▶ _Testo fornito_:
····················

«I primi dieci giorni di quarantena sono stati di riflessione. Trattando la disabilità, abbiamo avuto paura sia per la sicurezza dei nostri iscritti sia per quella dei ragazzi. Poi però ci siamo chiesti: se non aiutiamo ora, quando dovremmo farlo?», esordisce Catia Bartoli, Agenzia Vita Indipendente Onlus. «Nella prima fase abbiamo distribuito dispositivi di protezione ai diversamente abili e alle loro famiglie. Poi siamo passati ai pacchi alimentari per i meno fortunati. Infine una delibera regionale ha sancito il diritto, per coloro che sono affetti da ritardo cognitivo, di essere accompagnati fuori. Senza l’erogazione dei laboratori, tutta la cura è ricaduta sulle spalle dei genitori, alle prese con lo smart working e la didattica a distanza. Quest’anno, a differenza di quello precedente, la campagna di sponsorizzazione è stata più accesa e alle selezioni dei giovani si sono presentati molti più candidati».
«La maggior parte dei nostri soci sono persone ultrasessantenni, quindi abbiamo preferito chiudere a marzo e riaprire a fine maggio», così Claudio Della Ventura, di Progetto Casa Verde. «Abbiamo riorganizzato la ripresa in sicurezza, facendo entrare una persona alla volta e comprando un misuratore di temperatura e asciugamani elettrici per i bagni. La ragazza del servizio civile si è presa l’impegno di far rispettare le distanze e sanificare l’arredo. Mi dispiace che le nostre due linee d’azione più attrattive, lo studio medico dedicato agli immigrati (ma aperto comunque a tutti) e lo sportello lavoro, siano stati sospesi. Il flusso di persone non sarebbe stato comunque lo stesso dei tempi normali. Fermi anche i corsi di formazione trimestrali per badanti: speriamo nel prossimo autunno».

····················

▶ _Compiti da svolgere_:
**1.** Nel testo sulle associazioni in quarantena, in quali mesi Progetto Casa Verde ha chiuso e poi riaperto?
**2.** Prosegui il testo sulle associazioni in quarantena a partire dalla sua ultima frase.
Per rispondere non serve l'elenco riportato più avanti.

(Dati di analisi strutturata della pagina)
····················

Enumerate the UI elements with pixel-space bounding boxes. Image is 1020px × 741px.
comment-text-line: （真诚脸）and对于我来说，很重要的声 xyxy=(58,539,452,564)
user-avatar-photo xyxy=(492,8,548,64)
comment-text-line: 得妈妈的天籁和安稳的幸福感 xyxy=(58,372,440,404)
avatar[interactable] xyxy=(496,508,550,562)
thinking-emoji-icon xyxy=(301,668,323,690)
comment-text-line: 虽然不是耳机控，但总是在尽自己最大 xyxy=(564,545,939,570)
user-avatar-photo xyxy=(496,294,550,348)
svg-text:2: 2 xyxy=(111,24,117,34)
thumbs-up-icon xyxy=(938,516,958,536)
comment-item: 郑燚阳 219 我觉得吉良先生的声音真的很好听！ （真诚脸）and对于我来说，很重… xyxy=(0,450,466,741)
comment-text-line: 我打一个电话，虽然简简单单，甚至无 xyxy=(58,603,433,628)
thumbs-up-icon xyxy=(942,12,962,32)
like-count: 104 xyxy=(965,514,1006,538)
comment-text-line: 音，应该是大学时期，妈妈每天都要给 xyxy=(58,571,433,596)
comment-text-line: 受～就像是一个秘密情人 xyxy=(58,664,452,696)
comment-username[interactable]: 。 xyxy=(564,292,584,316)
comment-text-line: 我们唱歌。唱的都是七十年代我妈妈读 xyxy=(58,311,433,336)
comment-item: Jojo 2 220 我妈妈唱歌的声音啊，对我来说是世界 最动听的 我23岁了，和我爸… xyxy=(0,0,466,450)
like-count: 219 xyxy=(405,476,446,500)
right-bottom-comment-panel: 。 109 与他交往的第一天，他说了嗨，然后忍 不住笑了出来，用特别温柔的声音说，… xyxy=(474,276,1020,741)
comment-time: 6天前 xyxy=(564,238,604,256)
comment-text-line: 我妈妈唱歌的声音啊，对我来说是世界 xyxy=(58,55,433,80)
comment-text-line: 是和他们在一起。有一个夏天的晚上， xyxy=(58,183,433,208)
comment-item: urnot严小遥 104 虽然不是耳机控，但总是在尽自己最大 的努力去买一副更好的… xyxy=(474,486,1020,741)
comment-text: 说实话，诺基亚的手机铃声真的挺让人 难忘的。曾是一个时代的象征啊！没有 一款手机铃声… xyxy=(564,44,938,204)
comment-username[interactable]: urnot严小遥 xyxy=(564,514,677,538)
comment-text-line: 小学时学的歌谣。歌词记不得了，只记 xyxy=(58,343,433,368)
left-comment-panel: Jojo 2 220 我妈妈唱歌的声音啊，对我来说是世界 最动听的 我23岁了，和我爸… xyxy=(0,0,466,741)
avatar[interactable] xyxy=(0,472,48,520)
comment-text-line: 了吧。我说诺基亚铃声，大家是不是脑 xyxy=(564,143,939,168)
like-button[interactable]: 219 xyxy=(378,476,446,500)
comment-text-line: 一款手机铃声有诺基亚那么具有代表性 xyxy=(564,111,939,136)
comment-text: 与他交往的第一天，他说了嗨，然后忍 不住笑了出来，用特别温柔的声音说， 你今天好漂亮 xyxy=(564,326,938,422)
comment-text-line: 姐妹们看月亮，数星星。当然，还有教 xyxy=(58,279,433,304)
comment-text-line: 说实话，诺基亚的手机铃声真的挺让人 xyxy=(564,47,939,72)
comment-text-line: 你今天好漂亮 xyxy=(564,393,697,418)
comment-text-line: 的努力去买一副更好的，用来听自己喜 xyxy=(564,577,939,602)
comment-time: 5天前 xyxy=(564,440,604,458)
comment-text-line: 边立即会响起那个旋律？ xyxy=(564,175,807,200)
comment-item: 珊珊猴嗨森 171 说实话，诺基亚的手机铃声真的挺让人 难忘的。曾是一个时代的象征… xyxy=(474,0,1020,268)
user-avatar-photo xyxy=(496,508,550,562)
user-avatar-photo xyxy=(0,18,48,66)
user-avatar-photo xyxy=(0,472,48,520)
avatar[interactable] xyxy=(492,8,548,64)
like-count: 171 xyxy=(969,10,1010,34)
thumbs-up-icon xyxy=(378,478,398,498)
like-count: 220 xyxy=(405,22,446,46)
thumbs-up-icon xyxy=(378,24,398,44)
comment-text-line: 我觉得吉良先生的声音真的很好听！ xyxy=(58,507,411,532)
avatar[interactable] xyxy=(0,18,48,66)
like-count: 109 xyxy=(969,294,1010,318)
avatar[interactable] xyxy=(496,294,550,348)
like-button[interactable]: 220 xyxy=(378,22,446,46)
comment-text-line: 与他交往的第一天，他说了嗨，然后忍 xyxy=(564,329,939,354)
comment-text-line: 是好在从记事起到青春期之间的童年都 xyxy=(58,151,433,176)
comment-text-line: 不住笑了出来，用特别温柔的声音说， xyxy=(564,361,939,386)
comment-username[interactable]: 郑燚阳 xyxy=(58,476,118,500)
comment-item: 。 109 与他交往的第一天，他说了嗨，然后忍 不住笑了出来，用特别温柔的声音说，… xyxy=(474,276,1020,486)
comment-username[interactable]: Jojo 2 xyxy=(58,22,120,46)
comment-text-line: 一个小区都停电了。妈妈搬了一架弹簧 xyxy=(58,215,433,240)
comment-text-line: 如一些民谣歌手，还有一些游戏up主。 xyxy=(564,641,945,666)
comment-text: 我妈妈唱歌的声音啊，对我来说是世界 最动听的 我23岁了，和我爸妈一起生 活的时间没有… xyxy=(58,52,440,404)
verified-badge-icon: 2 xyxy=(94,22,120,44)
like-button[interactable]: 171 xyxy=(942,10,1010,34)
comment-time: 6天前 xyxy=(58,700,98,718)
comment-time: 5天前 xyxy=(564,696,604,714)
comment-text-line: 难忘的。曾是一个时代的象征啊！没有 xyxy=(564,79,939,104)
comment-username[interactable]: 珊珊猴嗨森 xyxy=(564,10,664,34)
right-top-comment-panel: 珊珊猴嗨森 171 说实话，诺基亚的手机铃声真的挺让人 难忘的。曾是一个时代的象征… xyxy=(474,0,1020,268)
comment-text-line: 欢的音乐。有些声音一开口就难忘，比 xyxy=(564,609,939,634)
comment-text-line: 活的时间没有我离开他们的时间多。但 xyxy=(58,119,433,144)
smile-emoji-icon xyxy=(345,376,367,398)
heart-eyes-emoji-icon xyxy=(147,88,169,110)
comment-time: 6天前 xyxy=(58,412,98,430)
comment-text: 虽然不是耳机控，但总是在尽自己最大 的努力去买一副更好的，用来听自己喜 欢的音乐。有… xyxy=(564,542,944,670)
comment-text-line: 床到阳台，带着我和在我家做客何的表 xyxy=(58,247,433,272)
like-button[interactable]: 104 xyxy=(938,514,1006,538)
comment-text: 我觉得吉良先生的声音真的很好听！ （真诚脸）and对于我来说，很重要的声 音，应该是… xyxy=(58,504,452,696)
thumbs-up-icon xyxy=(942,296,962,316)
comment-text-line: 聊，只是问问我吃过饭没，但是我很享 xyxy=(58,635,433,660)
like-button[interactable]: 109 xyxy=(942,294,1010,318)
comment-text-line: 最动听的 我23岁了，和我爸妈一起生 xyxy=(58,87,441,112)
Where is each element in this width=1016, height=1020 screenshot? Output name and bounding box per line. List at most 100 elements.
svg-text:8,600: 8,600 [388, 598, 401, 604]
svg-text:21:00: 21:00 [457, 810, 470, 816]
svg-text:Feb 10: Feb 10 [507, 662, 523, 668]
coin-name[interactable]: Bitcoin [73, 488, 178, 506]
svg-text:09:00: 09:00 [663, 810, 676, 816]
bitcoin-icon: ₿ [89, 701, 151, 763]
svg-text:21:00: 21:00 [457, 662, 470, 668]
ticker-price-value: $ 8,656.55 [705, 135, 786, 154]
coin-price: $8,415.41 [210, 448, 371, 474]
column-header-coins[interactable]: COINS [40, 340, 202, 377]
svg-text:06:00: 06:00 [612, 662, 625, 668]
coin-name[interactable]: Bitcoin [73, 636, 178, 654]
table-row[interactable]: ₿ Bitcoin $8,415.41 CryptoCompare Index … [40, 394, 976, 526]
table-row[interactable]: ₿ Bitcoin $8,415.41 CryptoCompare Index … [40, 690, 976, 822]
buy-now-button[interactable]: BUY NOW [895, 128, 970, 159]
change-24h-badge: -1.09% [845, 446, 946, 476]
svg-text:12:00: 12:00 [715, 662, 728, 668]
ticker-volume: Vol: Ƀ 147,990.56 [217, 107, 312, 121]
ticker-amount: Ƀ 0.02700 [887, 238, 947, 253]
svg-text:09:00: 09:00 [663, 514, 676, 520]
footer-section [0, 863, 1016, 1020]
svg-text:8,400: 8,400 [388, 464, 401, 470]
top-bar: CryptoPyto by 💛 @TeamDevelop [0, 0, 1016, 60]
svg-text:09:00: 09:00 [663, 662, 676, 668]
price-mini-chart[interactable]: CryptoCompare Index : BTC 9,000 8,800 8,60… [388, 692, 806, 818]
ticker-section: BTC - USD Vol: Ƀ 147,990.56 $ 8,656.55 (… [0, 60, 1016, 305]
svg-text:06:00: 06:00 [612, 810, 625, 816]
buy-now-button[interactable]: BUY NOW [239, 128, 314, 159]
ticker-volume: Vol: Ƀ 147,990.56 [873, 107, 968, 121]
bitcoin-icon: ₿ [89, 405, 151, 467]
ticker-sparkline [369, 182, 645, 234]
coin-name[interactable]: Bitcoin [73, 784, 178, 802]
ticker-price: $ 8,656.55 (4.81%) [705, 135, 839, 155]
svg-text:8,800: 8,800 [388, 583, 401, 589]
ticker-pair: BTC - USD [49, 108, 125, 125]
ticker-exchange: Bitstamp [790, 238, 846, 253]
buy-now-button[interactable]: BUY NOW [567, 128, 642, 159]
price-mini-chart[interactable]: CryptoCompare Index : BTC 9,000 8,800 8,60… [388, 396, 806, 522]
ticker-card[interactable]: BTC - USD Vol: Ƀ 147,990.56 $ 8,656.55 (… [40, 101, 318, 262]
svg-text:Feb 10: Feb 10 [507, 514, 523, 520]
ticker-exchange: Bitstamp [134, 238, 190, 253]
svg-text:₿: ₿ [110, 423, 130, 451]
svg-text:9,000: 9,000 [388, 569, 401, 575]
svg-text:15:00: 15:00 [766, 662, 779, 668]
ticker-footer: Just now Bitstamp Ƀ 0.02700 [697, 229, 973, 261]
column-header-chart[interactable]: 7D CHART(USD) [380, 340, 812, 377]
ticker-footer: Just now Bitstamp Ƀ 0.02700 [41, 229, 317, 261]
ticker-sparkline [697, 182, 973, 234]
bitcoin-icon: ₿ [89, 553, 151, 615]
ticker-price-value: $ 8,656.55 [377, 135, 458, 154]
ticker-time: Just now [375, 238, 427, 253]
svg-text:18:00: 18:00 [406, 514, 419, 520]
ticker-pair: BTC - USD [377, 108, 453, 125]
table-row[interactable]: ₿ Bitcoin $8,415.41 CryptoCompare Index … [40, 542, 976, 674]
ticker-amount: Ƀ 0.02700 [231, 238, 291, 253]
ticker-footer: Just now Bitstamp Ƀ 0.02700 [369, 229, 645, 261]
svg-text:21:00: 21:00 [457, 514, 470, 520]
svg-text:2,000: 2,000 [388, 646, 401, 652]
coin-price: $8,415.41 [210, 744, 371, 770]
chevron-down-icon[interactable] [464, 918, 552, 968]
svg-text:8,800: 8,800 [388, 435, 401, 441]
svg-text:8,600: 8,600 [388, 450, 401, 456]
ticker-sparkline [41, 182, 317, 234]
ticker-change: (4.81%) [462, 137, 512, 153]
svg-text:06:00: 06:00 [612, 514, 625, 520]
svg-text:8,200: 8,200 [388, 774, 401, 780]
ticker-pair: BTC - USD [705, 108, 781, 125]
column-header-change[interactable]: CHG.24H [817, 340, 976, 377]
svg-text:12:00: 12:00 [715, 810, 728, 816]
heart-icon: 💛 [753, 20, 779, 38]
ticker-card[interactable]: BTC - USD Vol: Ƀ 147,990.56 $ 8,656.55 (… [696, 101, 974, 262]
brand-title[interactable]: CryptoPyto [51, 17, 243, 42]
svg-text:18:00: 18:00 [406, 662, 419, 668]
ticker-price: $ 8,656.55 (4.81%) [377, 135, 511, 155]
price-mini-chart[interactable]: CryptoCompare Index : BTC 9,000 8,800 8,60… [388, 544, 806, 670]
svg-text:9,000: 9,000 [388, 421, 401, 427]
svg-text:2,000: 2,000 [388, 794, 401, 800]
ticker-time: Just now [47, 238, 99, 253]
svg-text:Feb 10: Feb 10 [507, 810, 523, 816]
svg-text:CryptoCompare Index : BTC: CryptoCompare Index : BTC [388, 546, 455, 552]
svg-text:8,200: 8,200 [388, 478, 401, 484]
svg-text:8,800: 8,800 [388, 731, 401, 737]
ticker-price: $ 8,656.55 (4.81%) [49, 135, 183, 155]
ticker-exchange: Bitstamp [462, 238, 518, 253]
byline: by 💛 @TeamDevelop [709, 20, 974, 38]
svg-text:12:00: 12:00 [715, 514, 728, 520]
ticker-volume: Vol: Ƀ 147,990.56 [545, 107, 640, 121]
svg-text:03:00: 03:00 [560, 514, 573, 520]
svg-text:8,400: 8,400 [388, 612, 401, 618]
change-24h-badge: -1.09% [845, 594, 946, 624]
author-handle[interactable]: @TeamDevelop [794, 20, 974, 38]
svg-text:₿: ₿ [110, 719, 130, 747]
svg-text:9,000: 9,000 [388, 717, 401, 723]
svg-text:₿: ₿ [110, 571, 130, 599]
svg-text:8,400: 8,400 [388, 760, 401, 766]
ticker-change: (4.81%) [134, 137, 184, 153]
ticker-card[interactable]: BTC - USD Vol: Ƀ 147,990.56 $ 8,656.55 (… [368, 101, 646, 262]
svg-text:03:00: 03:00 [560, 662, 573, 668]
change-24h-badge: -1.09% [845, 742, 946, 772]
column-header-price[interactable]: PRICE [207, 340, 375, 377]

····················

▶ _Risposte numerate_:
**1.** Ha chiuso a marzo e ha riaperto a fine maggio.

**2.**
«L’arrivo del virus ci ha spinti a cambiare l’ordine delle priorità», racconta Riccardo Sinibaldi di Arciragazzi Roma, impegnata in ludoteche e centri di aggregazione. «Abbiamo interrotto qualsiasi attività in presenza, per trasferirle sulle piattaforme digitali. I nostri volontari hanno realizzato contenuti video per proseguire i laboratori e clip per aiutare i genitori con figli più piccoli. Con le prime riaperture abbiamo puntato sul sostegno allo studio pomeridiano, perché il ricorso alla didattica a distanza è stato particolarmente difficile per alcuni. Riadattare in corso d’opera la programmazione è stato più utile ai destinatari e ha permesso di vivere un’esperienza più intensa ai candidati scelti, che hanno cooperato maggiormente con gli operatori, tirando fuori le loro qualità migliori. Peccato che non abbiano potuto sperimentare altre iniziative collaterali e parallele».
«Il bando 2020 prevedeva il supporto a persone malate di Alzheimer, impegnate in gruppi di lavoro, terapie occupazionali e laboratori di cucina, canto, recitazione, orto terapia», ricorda Daniela Berton di Casa Aima Latina. «L’aiuto c’è stato lo stesso, ma a distanza, mantenendo i contatti con le videochiamate. Ma non è la stessa cosa. La tendenza a un miglioramento delle condizioni di salute degli iscritti, dovuto a un tempo maggiore passato in famiglia, si è invertita con il prolungamento del lavoro da remoto: non sempre si ha tempo di occuparsi dei nonni. Finora la Asl non ci ha dato il permesso di riaprire e in questi ultimi mesi le volontarie hanno eseguito valutazioni geriatriche con nuove famiglie. Uno o massimo due persone passano in sede per una passeggiata, un caffè insieme, cantare una canzone o vedere fotografie. Un’ora a settimana, non di più».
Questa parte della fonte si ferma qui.